*Entries:*
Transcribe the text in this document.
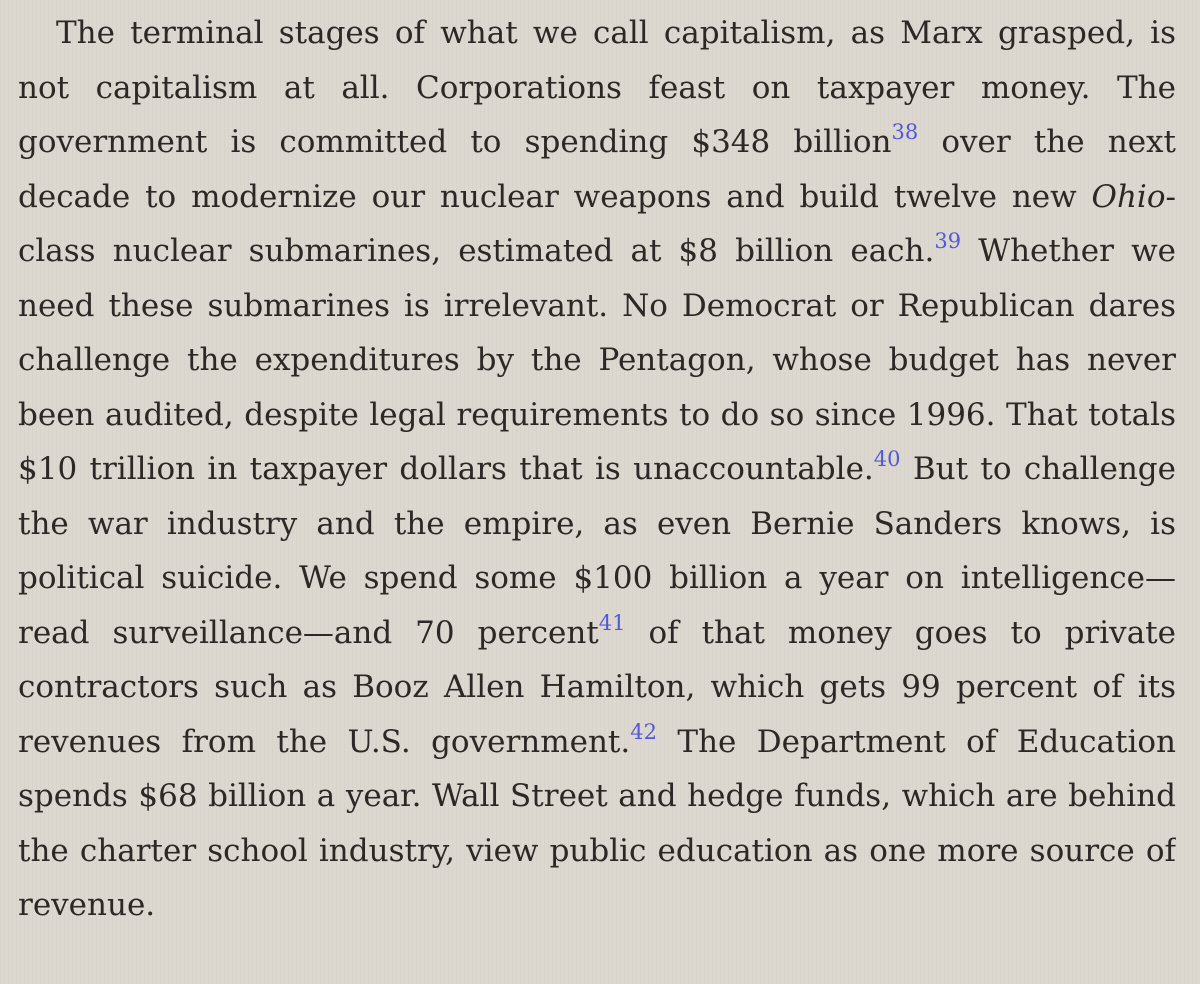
The terminal stages of what we call capitalism, as Marx grasped, is not capitalism at all. Corporations feast on taxpayer money. The government is committed to spending $348 billion$^{38}$ over the next decade to modernize our nuclear weapons and build twelve new Ohio-class nuclear submarines, estimated at $8 billion each.$^{39}$ Whether we need these submarines is irrelevant. No Democrat or Republican dares challenge the expenditures by the Pentagon, whose budget has never been audited, despite legal requirements to do so since 1996. That totals $10 trillion in taxpayer dollars that is unaccountable.$^{40}$ But to challenge the war industry and the empire, as even Bernie Sanders knows, is political suicide. We spend some $100 billion a year on intelligence—read surveillance—and 70 percent$^{41}$ of that money goes to private contractors such as Booz Allen Hamilton, which gets 99 percent of its revenues from the U.S. government.$^{42}$ The Department of Education spends $68 billion a year. Wall Street and hedge funds, which are behind the charter school industry, view public education as one more source of revenue.
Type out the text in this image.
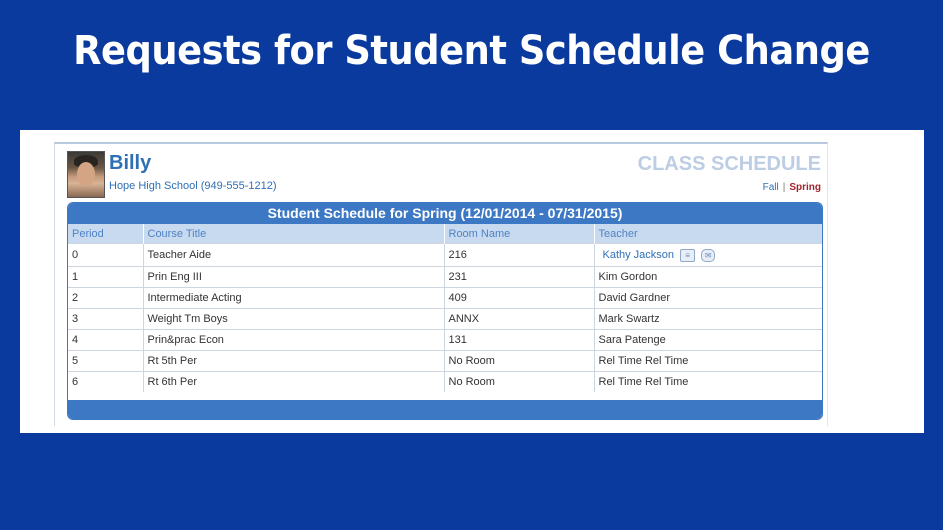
Requests for Student Schedule Change
Billy
Hope High School (949-555-1212)
CLASS SCHEDULE
Fall | Spring
Student Schedule for Spring (12/01/2014 - 07/31/2015)
Period	Course Title	Room Name	Teacher
0	Teacher Aide	216	Kathy Jackson ≡ ✉
1	Prin Eng III	231	Kim Gordon
2	Intermediate Acting	409	David Gardner
3	Weight Tm Boys	ANNX	Mark Swartz
4	Prin&prac Econ	131	Sara Patenge
5	Rt 5th Per	No Room	Rel Time Rel Time
6	Rt 6th Per	No Room	Rel Time Rel Time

*Challenge:*
Copy every line from the entries that contains the word "Spring".

*Written response:*
Fall | Spring
Student Schedule for Spring (12/01/2014 - 07/31/2015)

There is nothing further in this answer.